### Приведенный фрагмент
========

Место, где я очутился, именовавшееся официально "двориком", а у нас в просторечии "стойлом" или "клеткой", представляло из себя треугольную площадку, сплошь усыпанную песком и обнесенную забором в 4 арш. высоты (см. приложенный план двориков). Вдоль самой длинной стороны этого треугольника можно было сделать шагов 15. Заборы были двойные,-- одна сторона из 21/2-дюймовых досок, сложенных горизонтально другая -- из 1-дюймовых, прибитых вертикально. Между этими двумя стенками был пустой промежуток вершка в два. Благодаря такому устройству не видно было ни малейших щелей, в которые мог бы украдкой заглянуть предательский луч солнца.
На земле было буквально -- хоть шаром покати. Только посредине высилась небольшая куча песку, и в ней торчала деревянная лопата. Эту кучу можно было пересыпать на другое место, а завтра опять на прежнее. Труд этот, впрочем, отнюдь не обязательный, очевидно, должен был служить моционом, а в силу своей явной бессмыслицы и нелепости, мог стать надлежащей заменой каторжного труда. Каюсь, впрочем, что я нередко занимался этой совершенно детской забавой и, чтобы придать ей хоть какой-нибудь смысл, старался создать из песку какие-нибудь скульптурные фигуры. Все они, разумеется, тщательно уничтожались тотчас после моего ухода, дабы гуляющий здесь после меня товарищ не мог прочесть в них какой-нибудь таинственный и преступный смысл.
Прогулка продолжалась примерно 13/4 ч. Я видел в зените небо и облака, купался в солнечных лучах и чувствовал, как обвевает меня кругом весенний ветерок. Все это было и отрадно, и грустно. Отрадно потому, что доставляло непосредственное приятное впечатление. Грустно потому, что слишком интенсивно напоминало свободные небеса, свободные солнечные лучи и свободное дыхание весны, которое было когда-то так живительно и богато надеждами... И это воспоминание о так недавно минувшем и уже навеки невозвратном наводило подчас такое уныние и жгучую боль, как и созерцание могилы, в которой ты схоронил все, что любил больше всего на свете.
В подобные минуты холодная и мрачная камера казалась приятным убежищем, куда не проникали раздражающие отзвуки жизни и где с безнадежностью положения наилучше гармонировали безысходные и беспросветные стены.
И как будто бы легче дышу
В моей камере душной и тесной.
Так оканчивает Вера Николаевна одно из поэтических своих стихотворений, описывающих то же настроение.
В остальном прогулка давала столь же мало ощущений и наблюдений, как и камера.
Впоследствии я узнал, что подобных клеток устроено шесть, нумеровались они по порядку и все расходились радиусами из общего центра, где были расположены входные двери. Чертеж этого учреждения прилагаю здесь.
Непосредственно же над входными дверями у строена была вышка, маленькая галерея, где постоянно тогда дежурили два унтера. От их глаз не укрывалось ни одно наше движение, а от глаз часового -- ни одно движение унтера.

========

### Задание 1
Сколько шагов можно было сделать вдоль самой длинной стороны дворика, согласно описанию тюремной прогулки?

### Предоставленные записи
========

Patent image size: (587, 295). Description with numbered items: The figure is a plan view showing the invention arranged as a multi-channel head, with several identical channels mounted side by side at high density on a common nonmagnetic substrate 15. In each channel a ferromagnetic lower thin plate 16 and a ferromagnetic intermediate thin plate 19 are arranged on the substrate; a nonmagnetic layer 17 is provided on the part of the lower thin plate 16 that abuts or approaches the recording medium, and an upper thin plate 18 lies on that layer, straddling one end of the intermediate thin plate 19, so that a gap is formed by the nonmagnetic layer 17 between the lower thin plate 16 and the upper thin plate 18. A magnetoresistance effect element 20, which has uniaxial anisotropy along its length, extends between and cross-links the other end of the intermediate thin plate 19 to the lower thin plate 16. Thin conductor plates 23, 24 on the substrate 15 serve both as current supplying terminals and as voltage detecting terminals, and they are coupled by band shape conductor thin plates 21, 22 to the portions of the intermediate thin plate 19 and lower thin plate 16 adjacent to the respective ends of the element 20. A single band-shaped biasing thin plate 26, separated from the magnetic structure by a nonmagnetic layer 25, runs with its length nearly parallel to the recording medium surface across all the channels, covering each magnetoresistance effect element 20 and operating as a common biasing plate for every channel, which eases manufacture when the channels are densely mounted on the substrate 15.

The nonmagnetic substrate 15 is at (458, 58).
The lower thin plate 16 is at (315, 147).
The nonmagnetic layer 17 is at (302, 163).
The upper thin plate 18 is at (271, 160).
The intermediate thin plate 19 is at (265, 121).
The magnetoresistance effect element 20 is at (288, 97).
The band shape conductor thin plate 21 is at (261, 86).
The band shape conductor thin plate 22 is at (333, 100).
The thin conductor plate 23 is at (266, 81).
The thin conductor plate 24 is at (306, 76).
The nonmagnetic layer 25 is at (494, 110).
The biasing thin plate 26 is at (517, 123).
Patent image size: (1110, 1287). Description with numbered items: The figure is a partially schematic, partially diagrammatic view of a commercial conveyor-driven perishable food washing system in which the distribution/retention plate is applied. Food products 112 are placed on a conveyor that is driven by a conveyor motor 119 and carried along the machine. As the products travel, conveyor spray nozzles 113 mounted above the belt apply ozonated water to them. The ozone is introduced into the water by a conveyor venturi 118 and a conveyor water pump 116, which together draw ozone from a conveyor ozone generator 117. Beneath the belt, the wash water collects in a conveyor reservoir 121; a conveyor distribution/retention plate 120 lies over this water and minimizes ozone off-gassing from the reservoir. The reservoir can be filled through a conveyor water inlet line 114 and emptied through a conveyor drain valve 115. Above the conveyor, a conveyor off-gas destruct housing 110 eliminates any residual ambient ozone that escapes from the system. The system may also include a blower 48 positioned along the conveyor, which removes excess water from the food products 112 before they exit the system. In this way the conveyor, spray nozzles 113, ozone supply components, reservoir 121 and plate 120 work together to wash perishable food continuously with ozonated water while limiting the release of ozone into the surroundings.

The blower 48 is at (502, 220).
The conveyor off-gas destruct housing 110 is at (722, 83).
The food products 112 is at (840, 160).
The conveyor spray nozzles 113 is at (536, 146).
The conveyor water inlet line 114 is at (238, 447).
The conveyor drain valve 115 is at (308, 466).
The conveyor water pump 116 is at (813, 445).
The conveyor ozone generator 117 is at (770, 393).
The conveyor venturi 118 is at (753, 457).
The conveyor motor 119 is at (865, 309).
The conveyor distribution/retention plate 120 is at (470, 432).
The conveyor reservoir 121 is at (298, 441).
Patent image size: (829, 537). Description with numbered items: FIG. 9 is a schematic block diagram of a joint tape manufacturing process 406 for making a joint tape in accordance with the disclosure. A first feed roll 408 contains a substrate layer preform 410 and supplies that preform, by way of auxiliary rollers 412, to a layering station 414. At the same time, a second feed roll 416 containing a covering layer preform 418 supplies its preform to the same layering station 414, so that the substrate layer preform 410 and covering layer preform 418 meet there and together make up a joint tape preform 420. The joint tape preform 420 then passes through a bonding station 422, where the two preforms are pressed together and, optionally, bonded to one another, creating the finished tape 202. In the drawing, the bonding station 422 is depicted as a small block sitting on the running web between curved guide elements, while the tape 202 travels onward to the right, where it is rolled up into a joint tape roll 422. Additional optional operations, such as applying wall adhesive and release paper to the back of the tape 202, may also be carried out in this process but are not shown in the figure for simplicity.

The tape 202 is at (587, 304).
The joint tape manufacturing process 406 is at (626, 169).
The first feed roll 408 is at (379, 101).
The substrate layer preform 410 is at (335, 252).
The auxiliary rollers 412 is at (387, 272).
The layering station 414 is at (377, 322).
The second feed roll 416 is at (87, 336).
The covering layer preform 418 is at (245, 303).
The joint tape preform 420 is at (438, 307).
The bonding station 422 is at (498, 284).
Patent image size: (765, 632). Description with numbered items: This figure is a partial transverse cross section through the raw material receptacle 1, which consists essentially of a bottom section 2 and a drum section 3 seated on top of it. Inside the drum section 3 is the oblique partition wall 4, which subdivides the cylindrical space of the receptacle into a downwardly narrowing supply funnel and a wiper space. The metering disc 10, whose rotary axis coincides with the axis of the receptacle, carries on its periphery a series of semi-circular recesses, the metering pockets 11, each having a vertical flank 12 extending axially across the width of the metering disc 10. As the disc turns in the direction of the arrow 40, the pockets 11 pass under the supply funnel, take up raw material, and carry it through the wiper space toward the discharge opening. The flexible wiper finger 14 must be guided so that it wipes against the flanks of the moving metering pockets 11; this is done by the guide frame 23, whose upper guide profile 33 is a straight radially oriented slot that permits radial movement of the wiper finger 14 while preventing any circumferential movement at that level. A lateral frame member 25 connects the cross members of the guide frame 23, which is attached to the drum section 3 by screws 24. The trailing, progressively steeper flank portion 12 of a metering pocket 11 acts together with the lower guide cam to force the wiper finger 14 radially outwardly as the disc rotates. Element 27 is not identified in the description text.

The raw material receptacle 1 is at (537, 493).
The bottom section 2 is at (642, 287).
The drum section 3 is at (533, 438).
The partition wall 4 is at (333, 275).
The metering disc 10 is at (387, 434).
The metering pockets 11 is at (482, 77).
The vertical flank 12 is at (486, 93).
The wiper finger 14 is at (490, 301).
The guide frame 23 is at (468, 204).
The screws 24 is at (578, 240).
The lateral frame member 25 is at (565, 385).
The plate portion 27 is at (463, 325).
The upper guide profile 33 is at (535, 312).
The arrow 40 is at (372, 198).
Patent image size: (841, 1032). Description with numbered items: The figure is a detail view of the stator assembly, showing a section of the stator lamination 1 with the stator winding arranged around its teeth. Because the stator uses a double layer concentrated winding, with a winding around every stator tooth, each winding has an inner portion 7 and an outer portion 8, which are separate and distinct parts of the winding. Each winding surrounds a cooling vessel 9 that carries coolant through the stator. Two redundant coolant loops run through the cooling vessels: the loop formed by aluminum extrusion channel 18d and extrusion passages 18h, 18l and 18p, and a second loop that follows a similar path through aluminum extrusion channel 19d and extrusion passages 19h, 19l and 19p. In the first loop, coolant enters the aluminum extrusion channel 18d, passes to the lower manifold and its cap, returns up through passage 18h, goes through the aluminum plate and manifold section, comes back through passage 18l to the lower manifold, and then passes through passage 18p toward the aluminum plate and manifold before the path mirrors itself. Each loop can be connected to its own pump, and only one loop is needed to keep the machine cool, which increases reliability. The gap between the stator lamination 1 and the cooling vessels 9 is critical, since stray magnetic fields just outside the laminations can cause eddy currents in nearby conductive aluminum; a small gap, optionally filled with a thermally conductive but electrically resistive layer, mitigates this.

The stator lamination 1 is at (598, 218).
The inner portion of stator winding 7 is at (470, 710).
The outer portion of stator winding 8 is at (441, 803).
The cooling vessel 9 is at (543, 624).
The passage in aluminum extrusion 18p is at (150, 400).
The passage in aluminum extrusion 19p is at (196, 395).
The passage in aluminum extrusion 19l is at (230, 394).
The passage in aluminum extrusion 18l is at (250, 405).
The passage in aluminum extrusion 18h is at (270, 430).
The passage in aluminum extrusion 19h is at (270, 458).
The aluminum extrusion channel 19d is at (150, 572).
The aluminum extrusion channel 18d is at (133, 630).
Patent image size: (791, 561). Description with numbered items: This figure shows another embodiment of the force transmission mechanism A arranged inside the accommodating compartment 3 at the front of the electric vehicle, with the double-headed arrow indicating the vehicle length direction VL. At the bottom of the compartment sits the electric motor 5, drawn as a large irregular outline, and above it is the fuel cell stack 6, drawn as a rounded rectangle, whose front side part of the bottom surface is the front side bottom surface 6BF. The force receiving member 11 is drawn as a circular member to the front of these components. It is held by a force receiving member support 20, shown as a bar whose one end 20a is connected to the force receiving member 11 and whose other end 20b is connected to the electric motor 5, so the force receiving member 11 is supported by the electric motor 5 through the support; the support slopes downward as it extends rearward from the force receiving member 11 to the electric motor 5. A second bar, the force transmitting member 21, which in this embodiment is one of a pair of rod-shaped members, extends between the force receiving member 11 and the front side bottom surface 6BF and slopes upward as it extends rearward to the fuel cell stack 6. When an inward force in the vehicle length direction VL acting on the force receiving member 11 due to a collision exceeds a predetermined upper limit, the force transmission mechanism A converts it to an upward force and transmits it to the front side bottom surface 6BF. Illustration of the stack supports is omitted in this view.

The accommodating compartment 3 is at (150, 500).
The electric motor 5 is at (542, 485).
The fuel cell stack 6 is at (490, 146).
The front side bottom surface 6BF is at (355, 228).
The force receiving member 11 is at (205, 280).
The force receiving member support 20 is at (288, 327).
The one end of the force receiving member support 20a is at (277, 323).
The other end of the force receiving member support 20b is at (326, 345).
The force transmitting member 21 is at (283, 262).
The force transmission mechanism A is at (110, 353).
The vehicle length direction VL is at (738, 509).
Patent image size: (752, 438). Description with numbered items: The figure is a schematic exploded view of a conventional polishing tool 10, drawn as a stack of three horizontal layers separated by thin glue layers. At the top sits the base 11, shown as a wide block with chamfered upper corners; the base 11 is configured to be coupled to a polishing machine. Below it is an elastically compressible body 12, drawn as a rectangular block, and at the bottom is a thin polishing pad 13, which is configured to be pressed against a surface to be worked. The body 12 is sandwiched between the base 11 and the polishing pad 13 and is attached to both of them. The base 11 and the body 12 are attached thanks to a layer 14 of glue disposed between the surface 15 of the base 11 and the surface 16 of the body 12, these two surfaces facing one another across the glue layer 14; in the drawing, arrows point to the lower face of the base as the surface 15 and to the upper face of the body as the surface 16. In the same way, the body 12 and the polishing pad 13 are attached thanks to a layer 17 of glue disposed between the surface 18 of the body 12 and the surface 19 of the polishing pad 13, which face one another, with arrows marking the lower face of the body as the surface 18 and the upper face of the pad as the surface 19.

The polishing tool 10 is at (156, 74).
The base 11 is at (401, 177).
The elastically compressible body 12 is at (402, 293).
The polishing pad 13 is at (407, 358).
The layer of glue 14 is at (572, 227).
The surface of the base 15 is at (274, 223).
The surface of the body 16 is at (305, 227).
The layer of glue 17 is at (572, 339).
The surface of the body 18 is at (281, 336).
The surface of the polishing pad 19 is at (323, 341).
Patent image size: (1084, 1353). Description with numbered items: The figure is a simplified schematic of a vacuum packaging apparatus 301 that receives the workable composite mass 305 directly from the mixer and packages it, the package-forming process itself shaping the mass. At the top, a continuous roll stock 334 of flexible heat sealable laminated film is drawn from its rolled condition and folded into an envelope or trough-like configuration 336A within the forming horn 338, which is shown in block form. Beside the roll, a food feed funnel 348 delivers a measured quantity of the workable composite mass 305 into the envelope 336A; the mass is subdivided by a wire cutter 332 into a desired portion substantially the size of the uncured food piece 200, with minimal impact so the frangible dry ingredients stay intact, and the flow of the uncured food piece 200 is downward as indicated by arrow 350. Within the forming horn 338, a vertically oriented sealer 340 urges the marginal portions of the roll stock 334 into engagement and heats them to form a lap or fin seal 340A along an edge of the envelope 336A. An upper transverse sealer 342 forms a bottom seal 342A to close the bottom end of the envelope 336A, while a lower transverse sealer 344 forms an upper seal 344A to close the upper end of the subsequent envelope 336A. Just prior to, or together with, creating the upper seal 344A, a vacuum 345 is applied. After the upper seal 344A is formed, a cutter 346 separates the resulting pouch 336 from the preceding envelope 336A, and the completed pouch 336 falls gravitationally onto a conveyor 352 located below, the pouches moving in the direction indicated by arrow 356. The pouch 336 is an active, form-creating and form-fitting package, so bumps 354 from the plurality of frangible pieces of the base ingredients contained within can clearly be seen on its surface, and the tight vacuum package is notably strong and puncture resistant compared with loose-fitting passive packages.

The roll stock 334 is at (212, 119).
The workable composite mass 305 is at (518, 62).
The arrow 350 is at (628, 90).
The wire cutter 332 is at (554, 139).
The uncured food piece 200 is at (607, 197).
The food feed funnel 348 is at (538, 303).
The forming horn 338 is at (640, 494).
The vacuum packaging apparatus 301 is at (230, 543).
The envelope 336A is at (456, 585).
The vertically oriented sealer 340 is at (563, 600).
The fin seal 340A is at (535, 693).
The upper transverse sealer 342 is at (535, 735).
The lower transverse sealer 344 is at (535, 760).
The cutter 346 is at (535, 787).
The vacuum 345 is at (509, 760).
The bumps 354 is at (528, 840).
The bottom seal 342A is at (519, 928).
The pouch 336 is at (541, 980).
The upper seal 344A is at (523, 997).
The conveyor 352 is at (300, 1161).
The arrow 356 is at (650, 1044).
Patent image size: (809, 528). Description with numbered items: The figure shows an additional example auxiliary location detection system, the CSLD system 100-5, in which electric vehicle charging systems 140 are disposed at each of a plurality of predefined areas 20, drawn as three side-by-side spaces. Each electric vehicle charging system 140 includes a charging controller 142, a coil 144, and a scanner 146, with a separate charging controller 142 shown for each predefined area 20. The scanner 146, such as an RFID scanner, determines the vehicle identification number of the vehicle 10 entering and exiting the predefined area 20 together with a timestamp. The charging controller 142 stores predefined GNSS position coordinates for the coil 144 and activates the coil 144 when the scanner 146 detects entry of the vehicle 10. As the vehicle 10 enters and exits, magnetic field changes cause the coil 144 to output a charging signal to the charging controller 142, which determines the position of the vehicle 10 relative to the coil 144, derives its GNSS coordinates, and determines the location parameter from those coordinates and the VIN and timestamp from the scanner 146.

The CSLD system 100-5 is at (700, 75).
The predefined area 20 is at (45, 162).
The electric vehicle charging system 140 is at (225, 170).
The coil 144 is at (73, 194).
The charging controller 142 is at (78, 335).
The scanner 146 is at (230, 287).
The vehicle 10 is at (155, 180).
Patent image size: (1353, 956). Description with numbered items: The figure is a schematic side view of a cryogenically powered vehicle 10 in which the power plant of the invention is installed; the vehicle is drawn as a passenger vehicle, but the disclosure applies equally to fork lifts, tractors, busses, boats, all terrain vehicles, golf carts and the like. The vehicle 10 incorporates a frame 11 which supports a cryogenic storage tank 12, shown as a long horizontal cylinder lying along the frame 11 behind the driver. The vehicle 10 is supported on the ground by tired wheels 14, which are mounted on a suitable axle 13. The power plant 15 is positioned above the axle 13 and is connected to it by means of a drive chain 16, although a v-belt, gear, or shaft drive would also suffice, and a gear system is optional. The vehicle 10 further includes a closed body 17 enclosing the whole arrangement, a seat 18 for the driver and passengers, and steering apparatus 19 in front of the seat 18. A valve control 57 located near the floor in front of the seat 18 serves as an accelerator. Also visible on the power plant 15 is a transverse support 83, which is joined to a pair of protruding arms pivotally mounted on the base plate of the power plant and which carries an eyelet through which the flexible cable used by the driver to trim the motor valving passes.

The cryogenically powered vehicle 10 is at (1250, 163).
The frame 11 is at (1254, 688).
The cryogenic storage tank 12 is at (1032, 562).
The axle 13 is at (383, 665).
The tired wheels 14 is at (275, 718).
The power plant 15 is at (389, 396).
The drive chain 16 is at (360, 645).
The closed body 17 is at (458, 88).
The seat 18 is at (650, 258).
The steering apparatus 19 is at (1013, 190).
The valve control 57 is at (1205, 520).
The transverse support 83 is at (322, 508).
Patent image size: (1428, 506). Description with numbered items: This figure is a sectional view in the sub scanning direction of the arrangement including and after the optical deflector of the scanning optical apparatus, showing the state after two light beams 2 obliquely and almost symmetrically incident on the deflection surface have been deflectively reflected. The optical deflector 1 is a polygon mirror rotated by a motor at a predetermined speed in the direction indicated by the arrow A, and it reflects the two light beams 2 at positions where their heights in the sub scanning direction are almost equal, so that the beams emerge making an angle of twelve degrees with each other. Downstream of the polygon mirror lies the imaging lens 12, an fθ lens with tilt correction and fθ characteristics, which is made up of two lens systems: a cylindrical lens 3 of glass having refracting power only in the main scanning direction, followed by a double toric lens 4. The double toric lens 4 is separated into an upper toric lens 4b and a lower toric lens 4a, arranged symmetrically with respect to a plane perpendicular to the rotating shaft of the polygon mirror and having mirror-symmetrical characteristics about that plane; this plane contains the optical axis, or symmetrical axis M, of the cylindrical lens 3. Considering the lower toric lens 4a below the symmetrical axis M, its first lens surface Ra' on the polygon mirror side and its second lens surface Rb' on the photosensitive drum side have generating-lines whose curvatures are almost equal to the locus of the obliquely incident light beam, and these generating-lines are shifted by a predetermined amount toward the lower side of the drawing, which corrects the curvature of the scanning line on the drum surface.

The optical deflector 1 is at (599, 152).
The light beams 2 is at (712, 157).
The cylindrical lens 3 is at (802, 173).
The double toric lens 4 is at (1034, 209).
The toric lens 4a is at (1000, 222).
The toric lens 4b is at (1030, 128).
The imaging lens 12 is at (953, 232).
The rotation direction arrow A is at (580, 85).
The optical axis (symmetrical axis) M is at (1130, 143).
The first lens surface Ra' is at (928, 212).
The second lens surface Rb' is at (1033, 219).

========

### Задание 2
Замените в записях «schematic side view» на «diagrammatic side view» на участке от строки, содержащей «Patent image size: (1353, 956).», до строки, содержащей «The tired wheels 14 is at (275, 718).», включительно. Приведите только этот участок, сохранив всё остальное без изменений.

### Полный ответ 1
Около 15 шагов.

### Полный ответ 2
Patent image size: (1353, 956). Description with numbered items: The figure is a diagrammatic side view of a cryogenically powered vehicle 10 in which the power plant of the invention is installed; the vehicle is drawn as a passenger vehicle, but the disclosure applies equally to fork lifts, tractors, busses, boats, all terrain vehicles, golf carts and the like. The vehicle 10 incorporates a frame 11 which supports a cryogenic storage tank 12, shown as a long horizontal cylinder lying along the frame 11 behind the driver. The vehicle 10 is supported on the ground by tired wheels 14, which are mounted on a suitable axle 13. The power plant 15 is positioned above the axle 13 and is connected to it by means of a drive chain 16, although a v-belt, gear, or shaft drive would also suffice, and a gear system is optional. The vehicle 10 further includes a closed body 17 enclosing the whole arrangement, a seat 18 for the driver and passengers, and steering apparatus 19 in front of the seat 18. A valve control 57 located near the floor in front of the seat 18 serves as an accelerator. Also visible on the power plant 15 is a transverse support 83, which is joined to a pair of protruding arms pivotally mounted on the base plate of the power plant and which carries an eyelet through which the flexible cable used by the driver to trim the motor valving passes.

The cryogenically powered vehicle 10 is at (1250, 163).
The frame 11 is at (1254, 688).
The cryogenic storage tank 12 is at (1032, 562).
The axle 13 is at (383, 665).
The tired wheels 14 is at (275, 718).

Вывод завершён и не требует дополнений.